• [What you have to do]:
Please write the listing below out again exactly, leaving every picture behind.

=== Recorded information ===

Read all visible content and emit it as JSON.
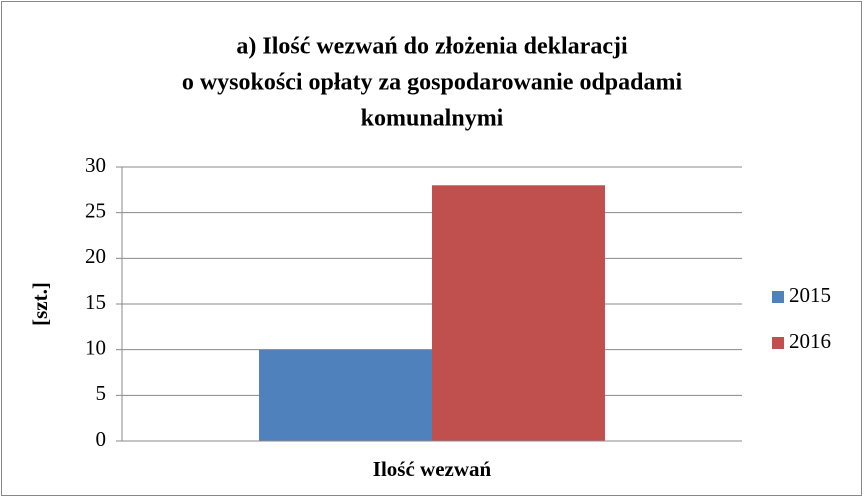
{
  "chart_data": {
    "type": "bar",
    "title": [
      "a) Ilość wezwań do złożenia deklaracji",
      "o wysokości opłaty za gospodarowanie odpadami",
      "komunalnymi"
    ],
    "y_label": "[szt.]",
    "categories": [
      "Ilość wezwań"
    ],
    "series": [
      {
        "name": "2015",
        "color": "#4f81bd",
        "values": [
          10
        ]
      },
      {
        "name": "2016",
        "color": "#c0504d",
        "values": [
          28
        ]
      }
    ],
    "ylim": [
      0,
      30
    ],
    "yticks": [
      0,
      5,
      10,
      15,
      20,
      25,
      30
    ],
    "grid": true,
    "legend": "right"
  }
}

===

• [Task output]:
Read all visible content and emit it as JSON.
{
  "chart_data": {
    "type": "bar",
    "title": [
      "a) Ilość wezwań do złożenia deklaracji",
      "o wysokości opłaty za gospodarowanie odpadami",
      "komunalnymi"
    ],
    "y_label": "[szt.]",
    "categories": [
      "Ilość wezwań"
    ],
    "series": [
      {
        "name": "2015",
        "color": "#4f81bd",
        "values": [
          10
        ]
      },
      {
        "name": "2016",
        "color": "#c0504d",
        "values": [
          28
        ]
      }
    ],
    "ylim": [
      0,
      30
    ],
    "yticks": [
      0,
      5,
      10,
      15,
      20,
      25,
      30
    ],
    "grid": true,
    "legend": "right"
  }
}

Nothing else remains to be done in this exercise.